::: TEXT
The Los Angeles Police Department is battling a virtual crime wave in downtown L.A. caused by an Internet map coding error.

If the department's online crime map is to be believed, one might think that a downtown location just a block from the LAPD's new headquarters is the most crime-ridden place in the city. In the past six months, that location experienced 1,380 crimes--4 percent of all crimes mapped--or roughly eight a day.

The crimes were real, but the locations were off. A coding error within the system's geocoding--the process of converting addresses into map points--caused the crimes to be represented at a default location, according to a report Sunday in the Los Angeles Times. The mistake caused many crimes to be mapped miles away from their actual locations, causing false trends to be reported while masking real ones, according to the report.
::::::
::: RECORD EXTRACTS
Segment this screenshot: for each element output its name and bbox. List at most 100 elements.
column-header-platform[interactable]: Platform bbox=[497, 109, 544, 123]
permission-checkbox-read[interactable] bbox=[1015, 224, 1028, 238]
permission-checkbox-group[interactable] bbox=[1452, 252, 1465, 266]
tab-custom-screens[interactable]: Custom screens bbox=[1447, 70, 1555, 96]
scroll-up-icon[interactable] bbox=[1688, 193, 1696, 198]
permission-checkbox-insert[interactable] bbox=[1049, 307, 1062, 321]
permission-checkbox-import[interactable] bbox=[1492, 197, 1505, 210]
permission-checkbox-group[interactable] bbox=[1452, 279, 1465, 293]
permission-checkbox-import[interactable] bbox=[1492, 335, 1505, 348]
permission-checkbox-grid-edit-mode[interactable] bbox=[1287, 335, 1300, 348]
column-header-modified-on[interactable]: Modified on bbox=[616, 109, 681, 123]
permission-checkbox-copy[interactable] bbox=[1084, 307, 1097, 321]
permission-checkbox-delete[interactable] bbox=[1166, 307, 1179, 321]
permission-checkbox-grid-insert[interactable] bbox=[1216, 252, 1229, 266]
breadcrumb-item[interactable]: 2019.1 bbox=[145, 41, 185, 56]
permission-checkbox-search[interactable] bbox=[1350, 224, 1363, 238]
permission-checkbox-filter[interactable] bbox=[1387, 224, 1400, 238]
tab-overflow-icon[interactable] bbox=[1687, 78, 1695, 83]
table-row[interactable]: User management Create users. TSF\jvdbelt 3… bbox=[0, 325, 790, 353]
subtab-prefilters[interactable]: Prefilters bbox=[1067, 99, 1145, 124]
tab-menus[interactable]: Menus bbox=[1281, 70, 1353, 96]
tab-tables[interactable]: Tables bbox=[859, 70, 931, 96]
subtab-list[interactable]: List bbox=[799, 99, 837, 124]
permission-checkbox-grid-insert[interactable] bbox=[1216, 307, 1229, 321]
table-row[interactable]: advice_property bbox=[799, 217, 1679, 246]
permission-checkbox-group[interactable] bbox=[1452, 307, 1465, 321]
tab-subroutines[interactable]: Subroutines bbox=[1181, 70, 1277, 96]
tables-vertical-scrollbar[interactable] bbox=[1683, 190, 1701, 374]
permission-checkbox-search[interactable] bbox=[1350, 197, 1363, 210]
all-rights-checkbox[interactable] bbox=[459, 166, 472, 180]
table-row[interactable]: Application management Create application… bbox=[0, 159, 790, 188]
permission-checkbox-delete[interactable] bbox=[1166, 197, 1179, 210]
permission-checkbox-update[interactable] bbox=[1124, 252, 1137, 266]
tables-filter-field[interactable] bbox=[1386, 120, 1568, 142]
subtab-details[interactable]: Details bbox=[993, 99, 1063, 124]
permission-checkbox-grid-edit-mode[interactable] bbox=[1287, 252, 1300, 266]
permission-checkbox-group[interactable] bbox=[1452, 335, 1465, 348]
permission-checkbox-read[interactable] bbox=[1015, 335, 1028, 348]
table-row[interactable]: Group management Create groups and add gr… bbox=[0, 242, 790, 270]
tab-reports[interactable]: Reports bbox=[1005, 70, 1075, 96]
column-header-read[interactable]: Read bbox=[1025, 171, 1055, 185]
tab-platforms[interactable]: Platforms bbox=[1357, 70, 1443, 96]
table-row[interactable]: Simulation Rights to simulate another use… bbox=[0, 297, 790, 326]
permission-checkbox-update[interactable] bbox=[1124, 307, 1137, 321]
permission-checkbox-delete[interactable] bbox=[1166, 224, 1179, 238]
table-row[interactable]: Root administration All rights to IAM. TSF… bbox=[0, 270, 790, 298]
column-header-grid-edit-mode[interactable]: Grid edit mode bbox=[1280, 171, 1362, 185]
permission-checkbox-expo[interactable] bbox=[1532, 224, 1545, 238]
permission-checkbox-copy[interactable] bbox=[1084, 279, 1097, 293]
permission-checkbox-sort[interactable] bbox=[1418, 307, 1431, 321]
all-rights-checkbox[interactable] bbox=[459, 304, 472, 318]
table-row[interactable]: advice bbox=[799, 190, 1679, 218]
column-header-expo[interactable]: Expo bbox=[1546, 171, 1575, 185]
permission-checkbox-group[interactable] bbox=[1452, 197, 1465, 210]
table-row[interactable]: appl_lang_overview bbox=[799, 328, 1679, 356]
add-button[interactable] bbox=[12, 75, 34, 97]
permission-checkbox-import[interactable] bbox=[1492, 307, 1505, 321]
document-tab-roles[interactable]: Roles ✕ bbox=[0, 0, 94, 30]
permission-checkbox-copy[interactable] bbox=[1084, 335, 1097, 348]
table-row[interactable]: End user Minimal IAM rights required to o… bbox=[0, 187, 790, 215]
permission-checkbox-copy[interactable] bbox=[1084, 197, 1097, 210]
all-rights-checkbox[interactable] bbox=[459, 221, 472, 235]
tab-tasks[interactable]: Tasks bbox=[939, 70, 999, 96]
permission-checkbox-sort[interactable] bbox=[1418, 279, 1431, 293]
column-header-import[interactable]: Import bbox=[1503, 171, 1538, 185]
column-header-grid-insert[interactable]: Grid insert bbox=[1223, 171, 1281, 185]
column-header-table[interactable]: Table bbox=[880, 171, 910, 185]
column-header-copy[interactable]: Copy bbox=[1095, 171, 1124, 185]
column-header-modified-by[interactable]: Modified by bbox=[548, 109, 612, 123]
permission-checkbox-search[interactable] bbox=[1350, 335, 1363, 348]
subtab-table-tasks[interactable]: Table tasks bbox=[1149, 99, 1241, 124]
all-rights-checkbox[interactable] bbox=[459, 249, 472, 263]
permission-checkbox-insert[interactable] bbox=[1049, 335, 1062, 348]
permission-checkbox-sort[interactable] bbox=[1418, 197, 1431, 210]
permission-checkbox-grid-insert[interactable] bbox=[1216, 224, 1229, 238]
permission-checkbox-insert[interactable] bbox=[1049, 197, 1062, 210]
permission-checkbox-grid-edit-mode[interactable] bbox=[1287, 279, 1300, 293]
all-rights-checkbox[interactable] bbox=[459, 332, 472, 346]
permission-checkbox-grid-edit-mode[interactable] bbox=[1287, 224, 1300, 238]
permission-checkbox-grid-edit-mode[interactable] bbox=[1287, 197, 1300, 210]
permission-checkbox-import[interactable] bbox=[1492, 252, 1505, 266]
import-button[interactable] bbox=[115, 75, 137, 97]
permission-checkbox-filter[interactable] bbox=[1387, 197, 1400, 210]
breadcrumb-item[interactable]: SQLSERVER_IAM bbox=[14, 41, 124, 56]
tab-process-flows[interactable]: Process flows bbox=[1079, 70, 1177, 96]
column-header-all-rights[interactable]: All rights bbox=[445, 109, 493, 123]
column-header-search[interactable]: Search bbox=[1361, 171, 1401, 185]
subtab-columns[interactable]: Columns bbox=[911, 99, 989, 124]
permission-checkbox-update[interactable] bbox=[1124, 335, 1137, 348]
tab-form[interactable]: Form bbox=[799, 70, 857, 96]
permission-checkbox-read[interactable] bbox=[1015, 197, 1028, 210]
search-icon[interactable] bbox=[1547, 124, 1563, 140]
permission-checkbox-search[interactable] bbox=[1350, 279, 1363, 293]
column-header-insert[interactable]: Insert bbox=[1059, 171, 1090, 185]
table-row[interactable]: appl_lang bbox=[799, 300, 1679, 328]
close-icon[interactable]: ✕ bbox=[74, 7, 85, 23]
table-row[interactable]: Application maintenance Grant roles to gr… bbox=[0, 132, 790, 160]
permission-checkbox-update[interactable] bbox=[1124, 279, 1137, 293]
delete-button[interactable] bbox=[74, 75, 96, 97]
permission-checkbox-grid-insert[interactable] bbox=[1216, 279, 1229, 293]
::::::
::: RECORD EXTRACTS
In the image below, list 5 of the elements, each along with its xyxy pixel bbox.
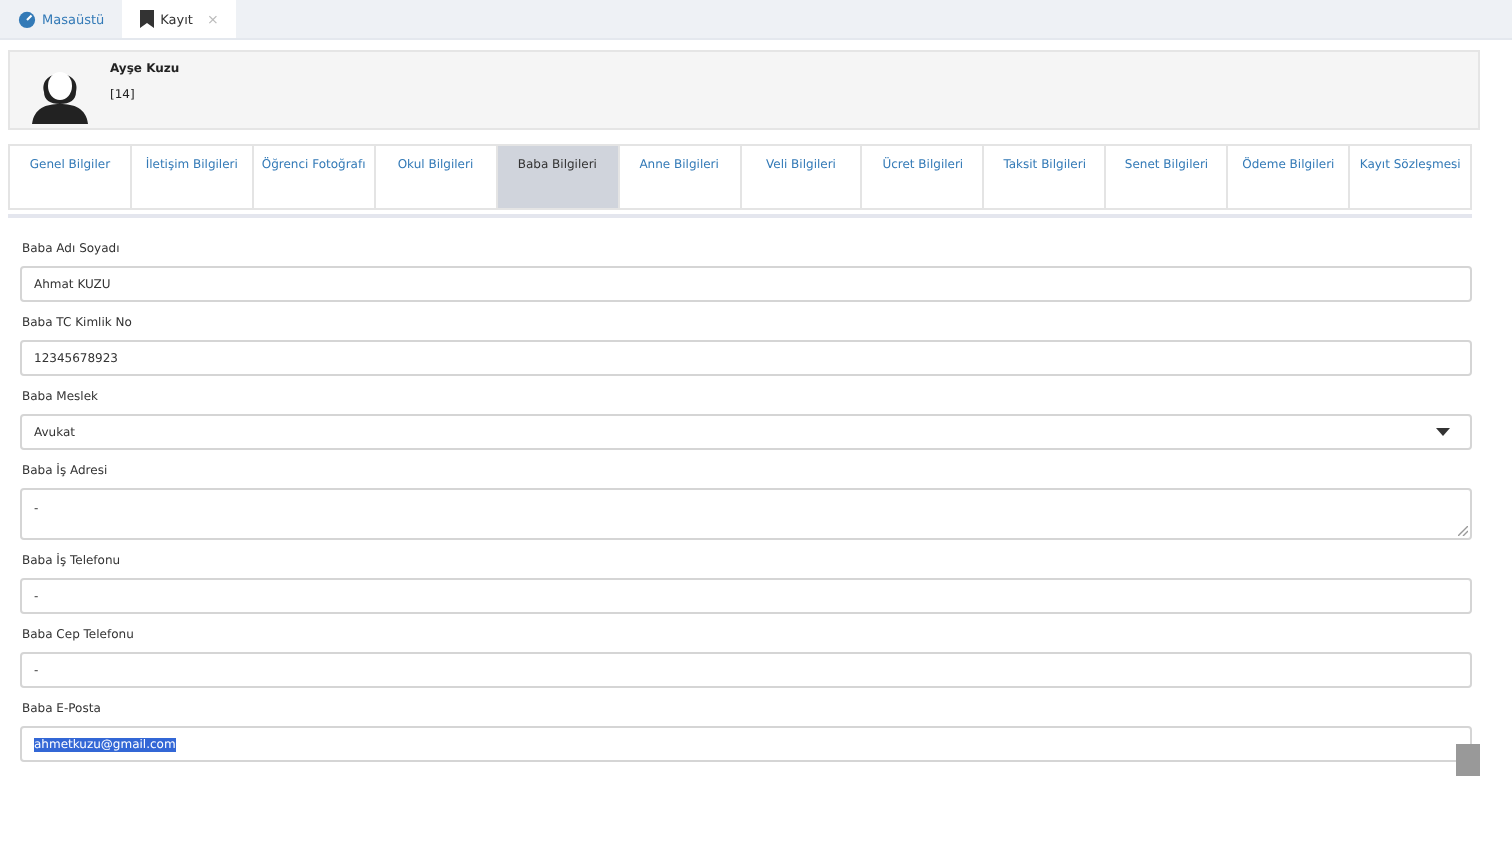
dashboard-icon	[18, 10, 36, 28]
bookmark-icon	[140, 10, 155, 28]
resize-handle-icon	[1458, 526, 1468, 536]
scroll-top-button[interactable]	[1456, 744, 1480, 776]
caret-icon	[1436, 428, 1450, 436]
::::::
SET EXERCISE> Continue the crime map article from the end of its last sentence. The data is separate from the crime map article.

RESPONSE FOR THIS EXERCISE>
The LAPD was apparently unaware of the problem until alerted to it by a Los Angeles Times reporter. Lightray Productions, the contractor that designed the site at a cost of $362,000, has promised to fix the problem, according to the report.

Besides the geocoding error, the system also faces challenges in how the streets are identified when typed into the system.

An LAPD spokeswoman told the L.A. Times that the department will work with Lightray to improve the system.

"It's not perfect," spokeswoman Mary Grady said. "We do the best we can with the software available."

The site gets 4 million to 7 million page views a month.